## Data provided
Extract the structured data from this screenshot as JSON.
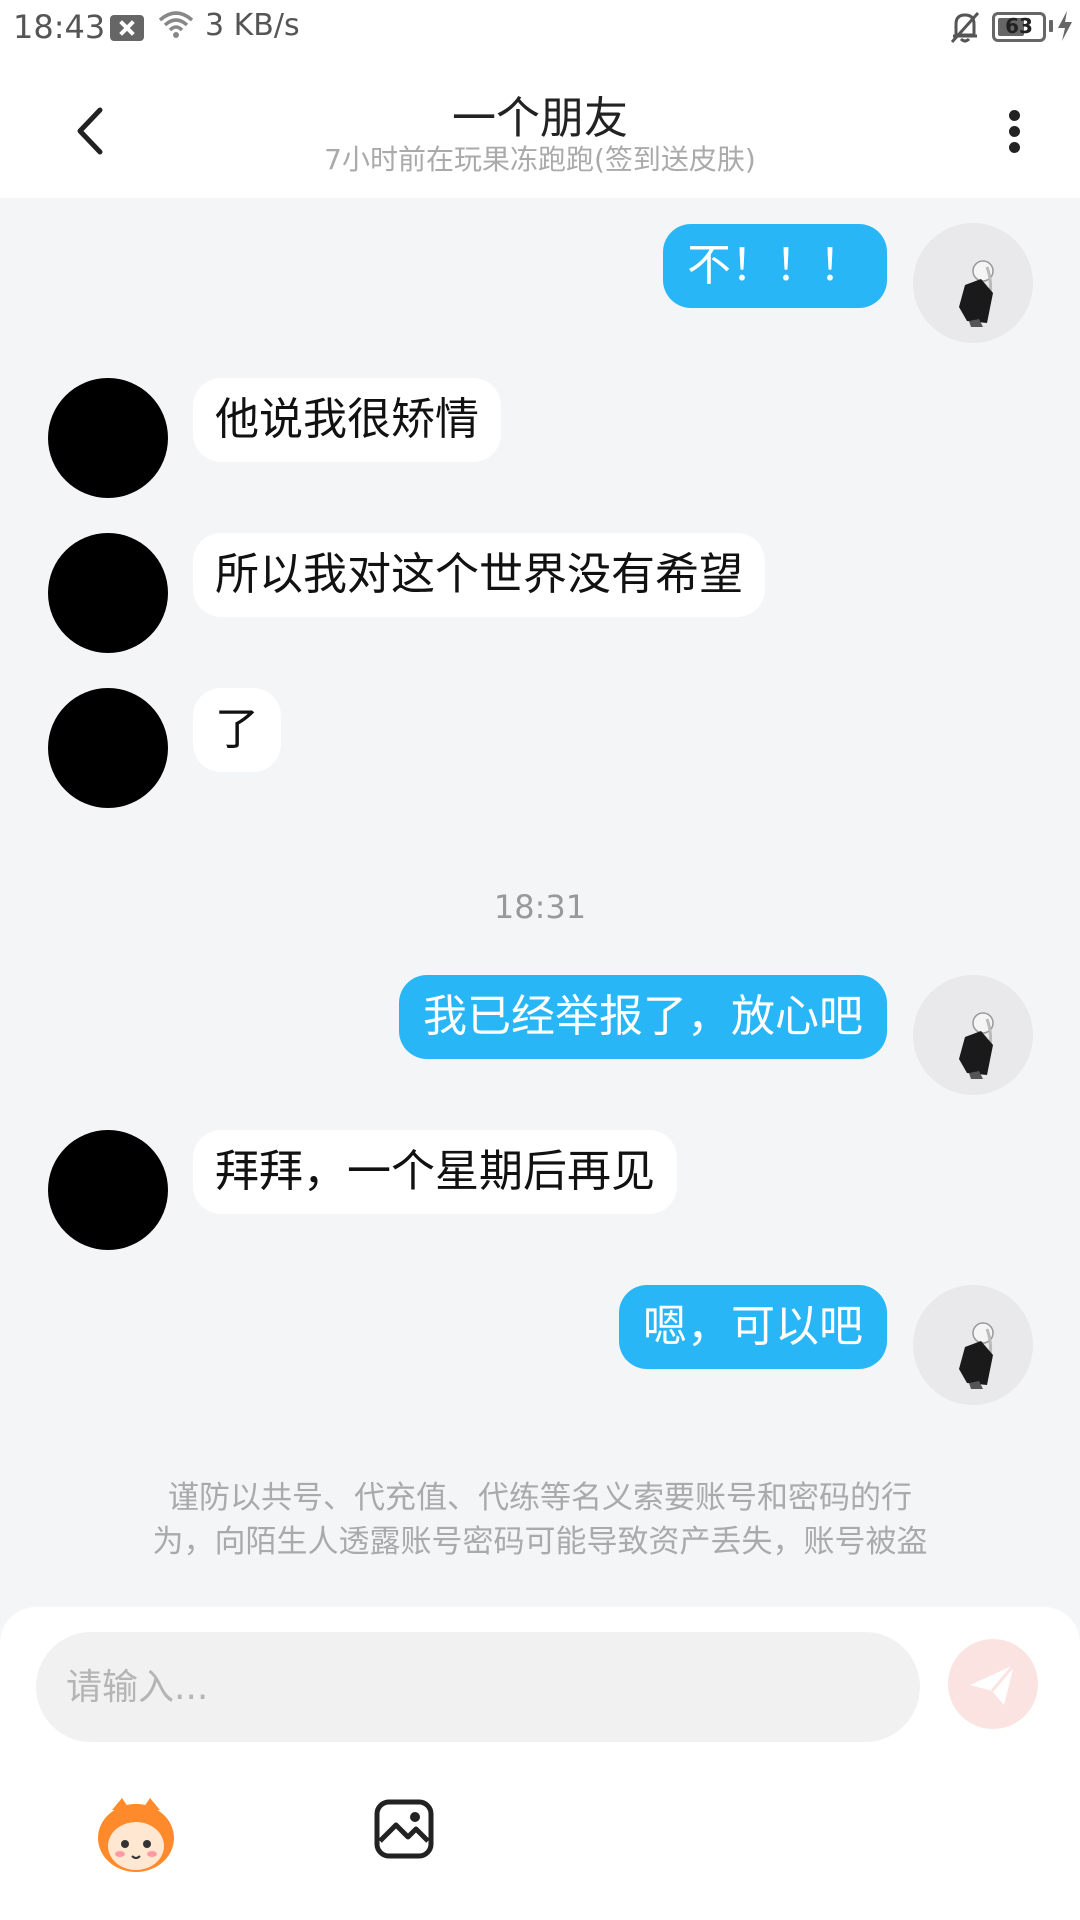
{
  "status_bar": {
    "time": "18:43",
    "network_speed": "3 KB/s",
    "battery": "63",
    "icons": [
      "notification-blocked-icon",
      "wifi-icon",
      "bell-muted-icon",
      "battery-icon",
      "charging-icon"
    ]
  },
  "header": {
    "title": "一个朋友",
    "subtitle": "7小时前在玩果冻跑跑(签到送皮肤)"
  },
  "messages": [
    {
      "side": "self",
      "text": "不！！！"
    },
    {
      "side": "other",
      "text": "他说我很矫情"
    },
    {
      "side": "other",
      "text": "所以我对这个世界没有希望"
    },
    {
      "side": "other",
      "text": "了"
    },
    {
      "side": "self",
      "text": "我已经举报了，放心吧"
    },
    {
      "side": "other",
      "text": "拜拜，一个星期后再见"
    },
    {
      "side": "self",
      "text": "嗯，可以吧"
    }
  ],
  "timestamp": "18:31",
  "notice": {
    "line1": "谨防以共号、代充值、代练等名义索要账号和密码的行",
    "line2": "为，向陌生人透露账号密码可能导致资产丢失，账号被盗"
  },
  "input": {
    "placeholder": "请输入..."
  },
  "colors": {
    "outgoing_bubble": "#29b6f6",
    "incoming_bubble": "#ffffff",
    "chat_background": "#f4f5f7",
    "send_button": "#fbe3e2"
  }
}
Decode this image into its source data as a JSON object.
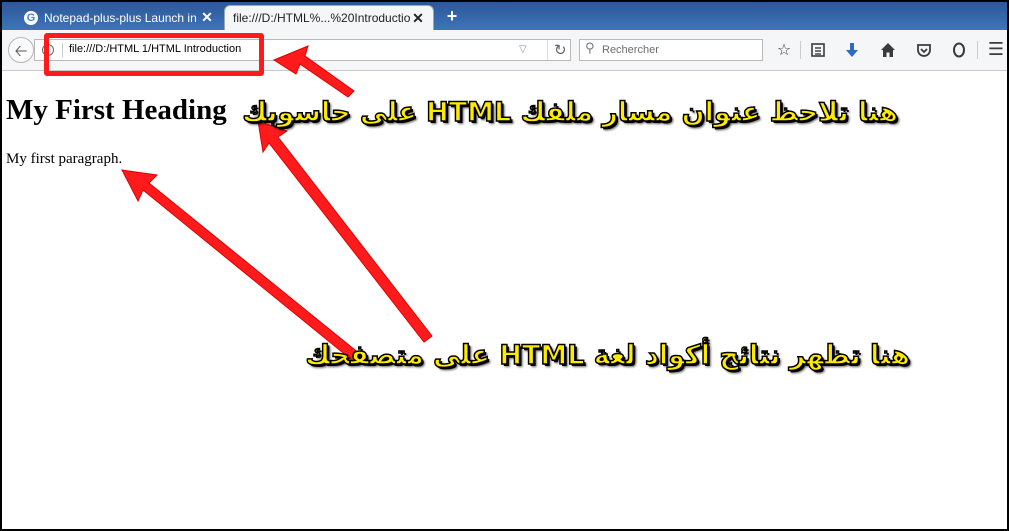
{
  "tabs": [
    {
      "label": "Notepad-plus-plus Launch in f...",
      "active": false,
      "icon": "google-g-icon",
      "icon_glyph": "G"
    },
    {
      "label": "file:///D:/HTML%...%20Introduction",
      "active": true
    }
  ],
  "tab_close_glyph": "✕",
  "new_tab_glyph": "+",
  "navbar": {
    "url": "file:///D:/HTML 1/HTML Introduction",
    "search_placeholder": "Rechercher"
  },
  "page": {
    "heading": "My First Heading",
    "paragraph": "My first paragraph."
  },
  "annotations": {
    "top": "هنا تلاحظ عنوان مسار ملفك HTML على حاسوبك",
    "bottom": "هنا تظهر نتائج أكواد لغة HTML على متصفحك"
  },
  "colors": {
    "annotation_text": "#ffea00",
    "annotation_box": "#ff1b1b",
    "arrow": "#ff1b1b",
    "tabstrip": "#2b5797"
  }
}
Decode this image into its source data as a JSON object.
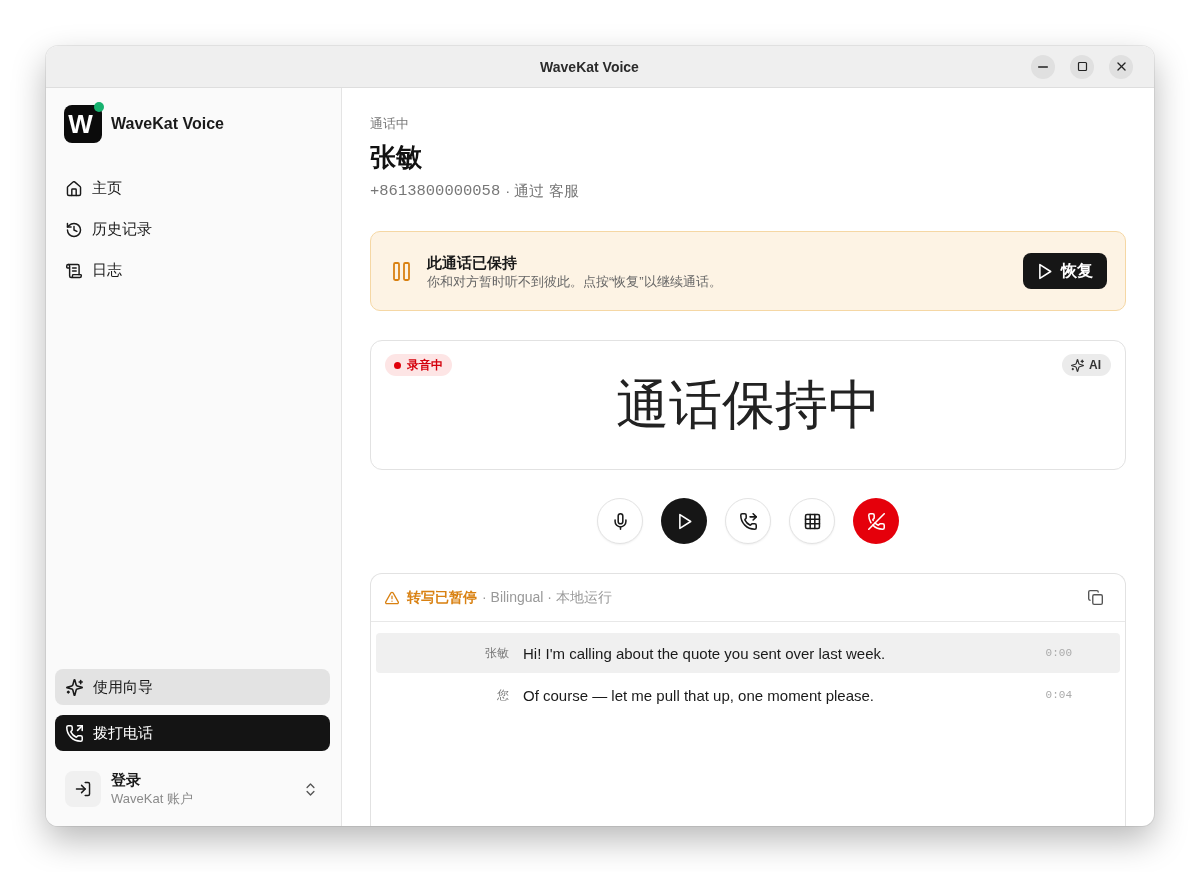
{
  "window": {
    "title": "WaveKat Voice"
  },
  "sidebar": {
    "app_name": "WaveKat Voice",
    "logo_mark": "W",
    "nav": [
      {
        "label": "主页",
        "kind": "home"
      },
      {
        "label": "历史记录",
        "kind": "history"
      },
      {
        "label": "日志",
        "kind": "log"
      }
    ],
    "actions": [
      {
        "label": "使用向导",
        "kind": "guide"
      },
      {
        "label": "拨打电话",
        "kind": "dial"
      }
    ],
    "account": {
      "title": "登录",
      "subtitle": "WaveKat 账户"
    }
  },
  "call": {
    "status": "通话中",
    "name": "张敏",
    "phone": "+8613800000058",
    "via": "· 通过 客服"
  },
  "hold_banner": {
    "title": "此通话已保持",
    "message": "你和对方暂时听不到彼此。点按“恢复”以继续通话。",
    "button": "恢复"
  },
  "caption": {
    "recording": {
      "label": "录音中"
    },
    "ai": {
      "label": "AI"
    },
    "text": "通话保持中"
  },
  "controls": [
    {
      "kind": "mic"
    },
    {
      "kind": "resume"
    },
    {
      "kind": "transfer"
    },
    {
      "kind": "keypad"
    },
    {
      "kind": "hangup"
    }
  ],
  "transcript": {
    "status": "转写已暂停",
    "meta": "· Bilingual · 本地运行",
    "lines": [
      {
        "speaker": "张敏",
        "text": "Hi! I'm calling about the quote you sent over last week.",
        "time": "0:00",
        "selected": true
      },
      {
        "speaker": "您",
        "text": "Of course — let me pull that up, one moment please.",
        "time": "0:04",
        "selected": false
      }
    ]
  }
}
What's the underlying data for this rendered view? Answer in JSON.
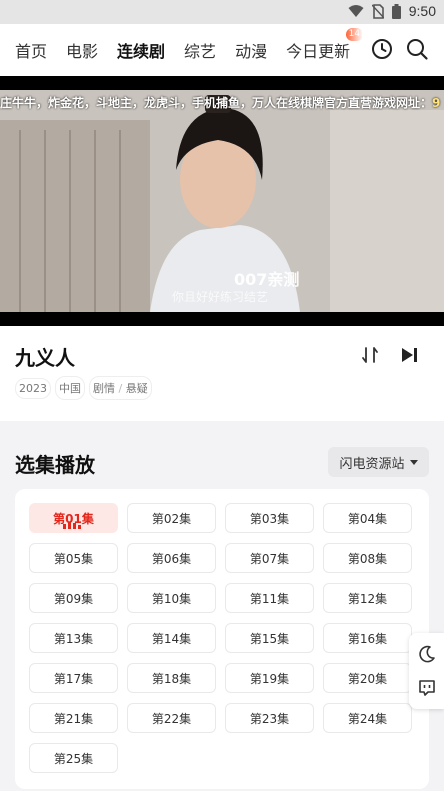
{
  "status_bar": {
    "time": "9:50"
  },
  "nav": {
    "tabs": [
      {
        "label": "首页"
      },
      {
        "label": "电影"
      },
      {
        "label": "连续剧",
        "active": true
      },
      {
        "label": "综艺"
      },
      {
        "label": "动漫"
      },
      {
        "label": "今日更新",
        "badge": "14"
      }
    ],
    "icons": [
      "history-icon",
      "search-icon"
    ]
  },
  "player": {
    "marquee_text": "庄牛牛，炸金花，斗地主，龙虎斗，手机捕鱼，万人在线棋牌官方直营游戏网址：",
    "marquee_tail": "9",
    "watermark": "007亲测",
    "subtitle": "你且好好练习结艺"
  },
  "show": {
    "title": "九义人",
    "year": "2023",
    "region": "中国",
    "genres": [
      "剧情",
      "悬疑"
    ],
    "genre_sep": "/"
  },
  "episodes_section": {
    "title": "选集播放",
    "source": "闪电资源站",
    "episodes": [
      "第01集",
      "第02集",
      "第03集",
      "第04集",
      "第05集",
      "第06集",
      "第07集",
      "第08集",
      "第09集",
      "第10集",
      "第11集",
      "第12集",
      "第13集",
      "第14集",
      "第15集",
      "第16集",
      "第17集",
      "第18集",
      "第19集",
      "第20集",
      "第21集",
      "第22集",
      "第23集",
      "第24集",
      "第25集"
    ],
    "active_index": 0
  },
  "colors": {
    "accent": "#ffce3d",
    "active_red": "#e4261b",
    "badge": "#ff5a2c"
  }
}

## Description of the task
Copy the listing over exactly, skipping the pictures it holds.

## Output of the task
Extract the structured data from this screenshot as JSON.
{
  "status_bar": {
    "time": "18:43",
    "network_speed": "3 KB/s",
    "battery": "63",
    "icons": [
      "notification-blocked-icon",
      "wifi-icon",
      "bell-muted-icon",
      "battery-icon",
      "charging-icon"
    ]
  },
  "header": {
    "title": "一个朋友",
    "subtitle": "7小时前在玩果冻跑跑(签到送皮肤)"
  },
  "messages": [
    {
      "side": "self",
      "text": "不！！！"
    },
    {
      "side": "other",
      "text": "他说我很矫情"
    },
    {
      "side": "other",
      "text": "所以我对这个世界没有希望"
    },
    {
      "side": "other",
      "text": "了"
    },
    {
      "side": "self",
      "text": "我已经举报了，放心吧"
    },
    {
      "side": "other",
      "text": "拜拜，一个星期后再见"
    },
    {
      "side": "self",
      "text": "嗯，可以吧"
    }
  ],
  "timestamp": "18:31",
  "notice": {
    "line1": "谨防以共号、代充值、代练等名义索要账号和密码的行",
    "line2": "为，向陌生人透露账号密码可能导致资产丢失，账号被盗"
  },
  "input": {
    "placeholder": "请输入..."
  },
  "colors": {
    "outgoing_bubble": "#29b6f6",
    "incoming_bubble": "#ffffff",
    "chat_background": "#f4f5f7",
    "send_button": "#fbe3e2"
  }
}
Decode this image into its source data as a JSON object.
{
  "tabs": [
    {
      "label": "Notepad-plus-plus Launch in f...",
      "active": false,
      "icon": "google-g-icon",
      "icon_glyph": "G"
    },
    {
      "label": "file:///D:/HTML%...%20Introduction",
      "active": true
    }
  ],
  "tab_close_glyph": "✕",
  "new_tab_glyph": "+",
  "navbar": {
    "url": "file:///D:/HTML 1/HTML Introduction",
    "search_placeholder": "Rechercher"
  },
  "page": {
    "heading": "My First Heading",
    "paragraph": "My first paragraph."
  },
  "annotations": {
    "top": "هنا تلاحظ عنوان مسار ملفك HTML على حاسوبك",
    "bottom": "هنا تظهر نتائج أكواد لغة HTML على متصفحك"
  },
  "colors": {
    "annotation_text": "#ffea00",
    "annotation_box": "#ff1b1b",
    "arrow": "#ff1b1b",
    "tabstrip": "#2b5797"
  }
}
Decode this image into its source data as a JSON object.
{
  "window": {
    "title": "WaveKat Voice"
  },
  "sidebar": {
    "app_name": "WaveKat Voice",
    "logo_mark": "W",
    "nav": [
      {
        "label": "主页",
        "kind": "home"
      },
      {
        "label": "历史记录",
        "kind": "history"
      },
      {
        "label": "日志",
        "kind": "log"
      }
    ],
    "actions": [
      {
        "label": "使用向导",
        "kind": "guide"
      },
      {
        "label": "拨打电话",
        "kind": "dial"
      }
    ],
    "account": {
      "title": "登录",
      "subtitle": "WaveKat 账户"
    }
  },
  "call": {
    "status": "通话中",
    "name": "张敏",
    "phone": "+8613800000058",
    "via": "· 通过 客服"
  },
  "hold_banner": {
    "title": "此通话已保持",
    "message": "你和对方暂时听不到彼此。点按“恢复”以继续通话。",
    "button": "恢复"
  },
  "caption": {
    "recording": {
      "label": "录音中"
    },
    "ai": {
      "label": "AI"
    },
    "text": "通话保持中"
  },
  "controls": [
    {
      "kind": "mic"
    },
    {
      "kind": "resume"
    },
    {
      "kind": "transfer"
    },
    {
      "kind": "keypad"
    },
    {
      "kind": "hangup"
    }
  ],
  "transcript": {
    "status": "转写已暂停",
    "meta": "· Bilingual · 本地运行",
    "lines": [
      {
        "speaker": "张敏",
        "text": "Hi! I'm calling about the quote you sent over last week.",
        "time": "0:00",
        "selected": true
      },
      {
        "speaker": "您",
        "text": "Of course — let me pull that up, one moment please.",
        "time": "0:04",
        "selected": false
      }
    ]
  }
}
What's the underlying data for this rendered view? Answer in JSON.
{
  "status_bar": {
    "time": "9:50"
  },
  "nav": {
    "tabs": [
      {
        "label": "首页"
      },
      {
        "label": "电影"
      },
      {
        "label": "连续剧",
        "active": true
      },
      {
        "label": "综艺"
      },
      {
        "label": "动漫"
      },
      {
        "label": "今日更新",
        "badge": "14"
      }
    ],
    "icons": [
      "history-icon",
      "search-icon"
    ]
  },
  "player": {
    "marquee_text": "庄牛牛，炸金花，斗地主，龙虎斗，手机捕鱼，万人在线棋牌官方直营游戏网址：",
    "marquee_tail": "9",
    "watermark": "007亲测",
    "subtitle": "你且好好练习结艺"
  },
  "show": {
    "title": "九义人",
    "year": "2023",
    "region": "中国",
    "genres": [
      "剧情",
      "悬疑"
    ],
    "genre_sep": "/"
  },
  "episodes_section": {
    "title": "选集播放",
    "source": "闪电资源站",
    "episodes": [
      "第01集",
      "第02集",
      "第03集",
      "第04集",
      "第05集",
      "第06集",
      "第07集",
      "第08集",
      "第09集",
      "第10集",
      "第11集",
      "第12集",
      "第13集",
      "第14集",
      "第15集",
      "第16集",
      "第17集",
      "第18集",
      "第19集",
      "第20集",
      "第21集",
      "第22集",
      "第23集",
      "第24集",
      "第25集"
    ],
    "active_index": 0
  },
  "colors": {
    "accent": "#ffce3d",
    "active_red": "#e4261b",
    "badge": "#ff5a2c"
  }
}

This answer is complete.